**Given request**
Copy out the listing from its first line through the line containing "school-year: TAHUN PELAJARAN". Include both ends, and reproduce each line without any change.

**Page element annotations**
————
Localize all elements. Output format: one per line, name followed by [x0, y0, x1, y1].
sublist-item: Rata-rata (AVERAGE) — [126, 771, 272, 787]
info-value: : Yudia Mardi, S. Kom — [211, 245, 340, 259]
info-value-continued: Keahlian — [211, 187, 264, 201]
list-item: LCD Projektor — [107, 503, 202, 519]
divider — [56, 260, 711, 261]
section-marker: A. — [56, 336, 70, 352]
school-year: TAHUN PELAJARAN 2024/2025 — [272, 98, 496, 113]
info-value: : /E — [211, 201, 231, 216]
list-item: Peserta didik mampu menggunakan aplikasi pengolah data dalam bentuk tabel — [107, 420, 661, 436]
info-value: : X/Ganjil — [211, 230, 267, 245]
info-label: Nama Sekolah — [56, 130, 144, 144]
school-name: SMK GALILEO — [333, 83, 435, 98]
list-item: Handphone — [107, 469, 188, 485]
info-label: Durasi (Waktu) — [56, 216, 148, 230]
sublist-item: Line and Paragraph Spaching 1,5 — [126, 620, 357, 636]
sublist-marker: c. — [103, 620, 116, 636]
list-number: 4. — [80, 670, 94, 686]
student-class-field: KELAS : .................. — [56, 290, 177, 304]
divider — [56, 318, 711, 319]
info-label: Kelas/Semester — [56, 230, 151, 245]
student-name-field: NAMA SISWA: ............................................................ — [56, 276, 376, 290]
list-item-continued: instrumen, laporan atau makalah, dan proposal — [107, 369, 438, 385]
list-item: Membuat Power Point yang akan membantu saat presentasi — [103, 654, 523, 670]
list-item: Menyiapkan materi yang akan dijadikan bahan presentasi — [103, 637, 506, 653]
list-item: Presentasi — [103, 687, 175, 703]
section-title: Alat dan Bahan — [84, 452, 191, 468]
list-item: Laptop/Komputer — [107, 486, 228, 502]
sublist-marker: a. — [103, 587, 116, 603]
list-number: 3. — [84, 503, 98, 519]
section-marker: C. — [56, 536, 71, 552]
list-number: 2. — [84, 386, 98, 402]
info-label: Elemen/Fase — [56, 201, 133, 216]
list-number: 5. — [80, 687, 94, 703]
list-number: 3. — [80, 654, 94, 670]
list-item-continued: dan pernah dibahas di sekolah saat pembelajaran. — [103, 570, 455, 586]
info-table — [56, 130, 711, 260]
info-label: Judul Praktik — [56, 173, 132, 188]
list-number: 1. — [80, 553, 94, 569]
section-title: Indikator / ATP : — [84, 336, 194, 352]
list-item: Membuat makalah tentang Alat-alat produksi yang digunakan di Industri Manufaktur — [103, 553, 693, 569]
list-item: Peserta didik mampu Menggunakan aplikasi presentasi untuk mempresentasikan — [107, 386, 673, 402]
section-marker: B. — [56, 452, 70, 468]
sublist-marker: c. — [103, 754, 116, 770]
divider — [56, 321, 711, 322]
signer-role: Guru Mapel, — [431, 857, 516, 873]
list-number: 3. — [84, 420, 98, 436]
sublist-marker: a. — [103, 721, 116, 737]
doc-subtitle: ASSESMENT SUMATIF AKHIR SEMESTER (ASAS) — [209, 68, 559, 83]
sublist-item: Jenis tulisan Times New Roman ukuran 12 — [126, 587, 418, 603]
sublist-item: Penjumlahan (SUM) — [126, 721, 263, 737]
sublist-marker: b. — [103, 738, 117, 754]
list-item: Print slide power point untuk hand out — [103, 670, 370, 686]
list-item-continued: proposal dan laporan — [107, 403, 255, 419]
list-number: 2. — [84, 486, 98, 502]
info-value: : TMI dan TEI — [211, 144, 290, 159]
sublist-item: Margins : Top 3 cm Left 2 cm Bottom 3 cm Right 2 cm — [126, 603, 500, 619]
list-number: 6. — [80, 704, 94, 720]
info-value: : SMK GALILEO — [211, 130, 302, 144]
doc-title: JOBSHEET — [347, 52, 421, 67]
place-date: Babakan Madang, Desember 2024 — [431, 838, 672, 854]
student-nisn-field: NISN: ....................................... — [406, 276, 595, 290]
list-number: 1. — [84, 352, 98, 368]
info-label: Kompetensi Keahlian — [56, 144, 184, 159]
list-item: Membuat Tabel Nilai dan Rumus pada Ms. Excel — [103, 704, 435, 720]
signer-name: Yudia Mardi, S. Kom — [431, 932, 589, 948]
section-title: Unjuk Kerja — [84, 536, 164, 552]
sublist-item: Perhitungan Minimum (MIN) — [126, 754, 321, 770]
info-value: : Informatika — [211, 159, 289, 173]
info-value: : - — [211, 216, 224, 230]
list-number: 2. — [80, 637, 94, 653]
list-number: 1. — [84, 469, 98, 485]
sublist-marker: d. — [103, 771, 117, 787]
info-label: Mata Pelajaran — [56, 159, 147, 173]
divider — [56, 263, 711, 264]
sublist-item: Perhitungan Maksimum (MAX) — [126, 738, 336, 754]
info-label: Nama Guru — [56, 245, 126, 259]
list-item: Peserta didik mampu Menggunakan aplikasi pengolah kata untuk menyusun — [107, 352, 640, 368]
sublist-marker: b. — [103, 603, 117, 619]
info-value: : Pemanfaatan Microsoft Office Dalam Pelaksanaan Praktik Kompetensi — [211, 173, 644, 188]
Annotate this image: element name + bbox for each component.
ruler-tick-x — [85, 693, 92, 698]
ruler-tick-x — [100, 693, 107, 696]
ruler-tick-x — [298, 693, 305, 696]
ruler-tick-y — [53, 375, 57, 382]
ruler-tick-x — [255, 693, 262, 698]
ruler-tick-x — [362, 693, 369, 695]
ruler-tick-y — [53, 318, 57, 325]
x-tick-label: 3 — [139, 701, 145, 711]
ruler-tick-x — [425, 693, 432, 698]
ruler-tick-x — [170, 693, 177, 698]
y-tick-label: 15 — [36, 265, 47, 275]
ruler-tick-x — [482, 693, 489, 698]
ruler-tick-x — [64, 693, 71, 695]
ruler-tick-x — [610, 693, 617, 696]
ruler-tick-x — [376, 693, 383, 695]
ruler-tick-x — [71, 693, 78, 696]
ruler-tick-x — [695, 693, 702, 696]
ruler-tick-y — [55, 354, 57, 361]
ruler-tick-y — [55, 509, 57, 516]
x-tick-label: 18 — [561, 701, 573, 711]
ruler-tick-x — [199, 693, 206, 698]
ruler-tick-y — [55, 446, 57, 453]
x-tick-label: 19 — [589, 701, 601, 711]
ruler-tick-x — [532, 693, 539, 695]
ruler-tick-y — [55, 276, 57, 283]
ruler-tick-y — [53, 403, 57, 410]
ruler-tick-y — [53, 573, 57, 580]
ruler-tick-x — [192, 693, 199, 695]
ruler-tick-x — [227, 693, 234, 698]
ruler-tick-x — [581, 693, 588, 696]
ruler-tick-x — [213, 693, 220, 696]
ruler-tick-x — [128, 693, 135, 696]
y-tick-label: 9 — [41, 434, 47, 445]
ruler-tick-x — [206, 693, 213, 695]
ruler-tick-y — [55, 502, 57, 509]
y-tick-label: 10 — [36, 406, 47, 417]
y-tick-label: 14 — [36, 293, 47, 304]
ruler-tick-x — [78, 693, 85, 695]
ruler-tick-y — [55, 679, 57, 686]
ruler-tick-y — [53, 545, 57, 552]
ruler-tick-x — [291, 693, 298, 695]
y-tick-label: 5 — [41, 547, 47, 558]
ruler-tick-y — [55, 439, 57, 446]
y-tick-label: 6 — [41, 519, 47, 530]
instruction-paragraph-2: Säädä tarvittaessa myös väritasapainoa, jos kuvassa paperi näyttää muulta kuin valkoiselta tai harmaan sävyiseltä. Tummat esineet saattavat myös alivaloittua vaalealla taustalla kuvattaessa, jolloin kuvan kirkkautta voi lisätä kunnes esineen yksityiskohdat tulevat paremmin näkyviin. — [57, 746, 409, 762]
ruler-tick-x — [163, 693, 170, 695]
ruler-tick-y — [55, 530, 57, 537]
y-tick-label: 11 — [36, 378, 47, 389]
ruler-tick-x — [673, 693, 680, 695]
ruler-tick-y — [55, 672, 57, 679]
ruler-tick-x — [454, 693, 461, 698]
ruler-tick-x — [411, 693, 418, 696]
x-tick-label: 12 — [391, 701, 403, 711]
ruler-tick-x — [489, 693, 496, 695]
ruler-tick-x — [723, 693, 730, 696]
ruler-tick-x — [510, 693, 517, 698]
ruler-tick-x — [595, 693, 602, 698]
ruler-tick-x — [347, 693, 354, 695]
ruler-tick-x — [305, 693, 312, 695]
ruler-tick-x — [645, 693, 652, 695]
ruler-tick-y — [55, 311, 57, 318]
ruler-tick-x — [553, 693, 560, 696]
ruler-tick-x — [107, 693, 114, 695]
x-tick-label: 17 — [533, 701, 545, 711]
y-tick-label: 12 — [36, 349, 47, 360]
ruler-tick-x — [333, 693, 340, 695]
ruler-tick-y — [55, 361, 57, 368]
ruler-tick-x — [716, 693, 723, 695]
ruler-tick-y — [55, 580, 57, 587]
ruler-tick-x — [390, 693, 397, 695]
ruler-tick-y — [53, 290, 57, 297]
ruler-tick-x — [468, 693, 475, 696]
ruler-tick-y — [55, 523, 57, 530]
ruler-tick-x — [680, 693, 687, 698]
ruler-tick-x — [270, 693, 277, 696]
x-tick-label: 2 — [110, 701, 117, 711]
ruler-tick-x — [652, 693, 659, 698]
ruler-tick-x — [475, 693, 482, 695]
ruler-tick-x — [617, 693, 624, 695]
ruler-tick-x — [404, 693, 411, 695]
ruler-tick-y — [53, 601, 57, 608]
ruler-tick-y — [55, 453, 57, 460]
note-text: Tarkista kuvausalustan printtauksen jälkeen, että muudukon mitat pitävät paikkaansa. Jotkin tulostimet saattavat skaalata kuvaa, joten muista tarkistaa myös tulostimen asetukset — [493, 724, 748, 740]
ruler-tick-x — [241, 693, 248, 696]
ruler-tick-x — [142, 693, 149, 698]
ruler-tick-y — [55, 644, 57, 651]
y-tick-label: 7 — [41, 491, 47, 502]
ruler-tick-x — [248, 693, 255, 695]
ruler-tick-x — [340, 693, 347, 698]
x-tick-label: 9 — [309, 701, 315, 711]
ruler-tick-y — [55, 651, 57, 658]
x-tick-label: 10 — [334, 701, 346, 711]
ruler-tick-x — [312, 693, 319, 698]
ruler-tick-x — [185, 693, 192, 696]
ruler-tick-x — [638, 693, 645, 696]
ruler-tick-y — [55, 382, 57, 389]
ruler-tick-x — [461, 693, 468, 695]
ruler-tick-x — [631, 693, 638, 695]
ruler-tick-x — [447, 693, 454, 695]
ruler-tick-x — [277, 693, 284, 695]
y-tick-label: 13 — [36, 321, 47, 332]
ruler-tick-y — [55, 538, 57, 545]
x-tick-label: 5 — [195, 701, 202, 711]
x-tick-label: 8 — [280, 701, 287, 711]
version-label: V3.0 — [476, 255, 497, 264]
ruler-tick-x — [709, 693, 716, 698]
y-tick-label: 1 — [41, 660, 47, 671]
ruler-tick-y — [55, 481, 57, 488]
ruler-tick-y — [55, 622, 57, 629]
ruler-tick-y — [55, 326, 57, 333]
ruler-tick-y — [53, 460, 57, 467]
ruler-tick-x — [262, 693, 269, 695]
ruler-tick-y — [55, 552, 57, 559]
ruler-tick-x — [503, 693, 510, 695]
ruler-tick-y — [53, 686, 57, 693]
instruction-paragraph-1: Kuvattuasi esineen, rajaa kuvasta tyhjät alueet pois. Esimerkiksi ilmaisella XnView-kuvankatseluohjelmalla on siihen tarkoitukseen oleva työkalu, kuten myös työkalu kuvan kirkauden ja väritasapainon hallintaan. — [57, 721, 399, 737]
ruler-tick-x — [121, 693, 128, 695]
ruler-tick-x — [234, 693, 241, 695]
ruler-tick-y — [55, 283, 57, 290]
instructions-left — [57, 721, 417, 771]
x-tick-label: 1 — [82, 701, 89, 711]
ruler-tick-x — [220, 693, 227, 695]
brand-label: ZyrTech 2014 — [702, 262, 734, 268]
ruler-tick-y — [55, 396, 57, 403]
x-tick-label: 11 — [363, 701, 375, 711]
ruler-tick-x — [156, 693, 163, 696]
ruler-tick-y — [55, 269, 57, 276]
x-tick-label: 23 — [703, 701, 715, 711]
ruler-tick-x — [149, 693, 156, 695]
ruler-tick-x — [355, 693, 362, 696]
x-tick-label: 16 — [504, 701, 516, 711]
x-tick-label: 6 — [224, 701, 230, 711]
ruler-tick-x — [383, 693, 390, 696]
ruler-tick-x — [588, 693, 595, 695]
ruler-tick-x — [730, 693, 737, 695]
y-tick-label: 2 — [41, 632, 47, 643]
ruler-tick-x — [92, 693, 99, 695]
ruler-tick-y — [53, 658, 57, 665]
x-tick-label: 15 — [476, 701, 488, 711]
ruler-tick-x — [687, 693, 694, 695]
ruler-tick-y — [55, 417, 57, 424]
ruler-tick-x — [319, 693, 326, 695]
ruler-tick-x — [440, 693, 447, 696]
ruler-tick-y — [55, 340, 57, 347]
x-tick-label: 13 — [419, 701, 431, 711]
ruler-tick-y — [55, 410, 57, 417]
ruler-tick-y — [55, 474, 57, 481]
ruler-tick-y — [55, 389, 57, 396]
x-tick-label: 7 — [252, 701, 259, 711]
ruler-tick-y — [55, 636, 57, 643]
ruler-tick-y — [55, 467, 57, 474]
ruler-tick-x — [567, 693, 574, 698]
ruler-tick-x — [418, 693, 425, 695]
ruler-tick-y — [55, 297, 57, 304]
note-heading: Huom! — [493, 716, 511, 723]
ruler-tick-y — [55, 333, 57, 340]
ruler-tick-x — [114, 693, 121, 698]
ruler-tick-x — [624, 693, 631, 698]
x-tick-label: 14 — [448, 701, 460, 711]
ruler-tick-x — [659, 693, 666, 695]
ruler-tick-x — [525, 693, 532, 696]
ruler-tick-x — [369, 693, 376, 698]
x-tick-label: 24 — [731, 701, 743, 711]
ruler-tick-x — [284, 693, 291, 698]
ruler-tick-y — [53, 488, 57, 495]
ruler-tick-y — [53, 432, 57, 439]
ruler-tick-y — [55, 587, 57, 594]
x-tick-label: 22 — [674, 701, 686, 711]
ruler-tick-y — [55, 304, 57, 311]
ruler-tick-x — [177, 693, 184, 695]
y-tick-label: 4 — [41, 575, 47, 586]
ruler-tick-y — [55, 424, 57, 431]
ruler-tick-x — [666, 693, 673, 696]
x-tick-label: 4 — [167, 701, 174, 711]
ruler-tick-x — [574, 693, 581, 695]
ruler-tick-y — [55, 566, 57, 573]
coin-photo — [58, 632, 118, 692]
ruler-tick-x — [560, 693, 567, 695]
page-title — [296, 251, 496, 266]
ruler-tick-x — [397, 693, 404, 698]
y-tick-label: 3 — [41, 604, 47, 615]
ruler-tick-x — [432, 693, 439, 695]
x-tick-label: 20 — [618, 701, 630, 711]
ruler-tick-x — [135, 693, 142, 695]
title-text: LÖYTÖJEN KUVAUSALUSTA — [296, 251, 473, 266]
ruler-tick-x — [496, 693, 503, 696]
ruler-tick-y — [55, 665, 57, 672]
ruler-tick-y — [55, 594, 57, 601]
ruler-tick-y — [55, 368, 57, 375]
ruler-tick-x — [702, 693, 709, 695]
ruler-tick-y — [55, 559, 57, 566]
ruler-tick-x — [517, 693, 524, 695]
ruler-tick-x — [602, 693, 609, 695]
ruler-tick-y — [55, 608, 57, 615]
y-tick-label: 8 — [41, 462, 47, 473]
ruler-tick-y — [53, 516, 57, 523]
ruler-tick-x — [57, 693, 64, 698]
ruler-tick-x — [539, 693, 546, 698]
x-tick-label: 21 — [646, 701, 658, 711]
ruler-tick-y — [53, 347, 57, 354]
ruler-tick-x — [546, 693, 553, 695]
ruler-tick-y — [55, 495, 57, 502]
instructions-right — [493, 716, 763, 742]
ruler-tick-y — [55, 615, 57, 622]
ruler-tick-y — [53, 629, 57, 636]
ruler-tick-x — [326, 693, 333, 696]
————
**Written solution**
Localize all elements. Output format: one per line, name followed by [x0, y0, x1, y1].
sublist-item: Rata-rata (AVERAGE) — [126, 771, 272, 787]
info-value: : Yudia Mardi, S. Kom — [211, 245, 340, 259]
info-value-continued: Keahlian — [211, 187, 264, 201]
list-item: LCD Projektor — [107, 503, 202, 519]
divider — [56, 260, 711, 261]
section-marker: A. — [56, 336, 70, 352]
school-year: TAHUN PELAJARAN 2024/2025 — [272, 98, 496, 113]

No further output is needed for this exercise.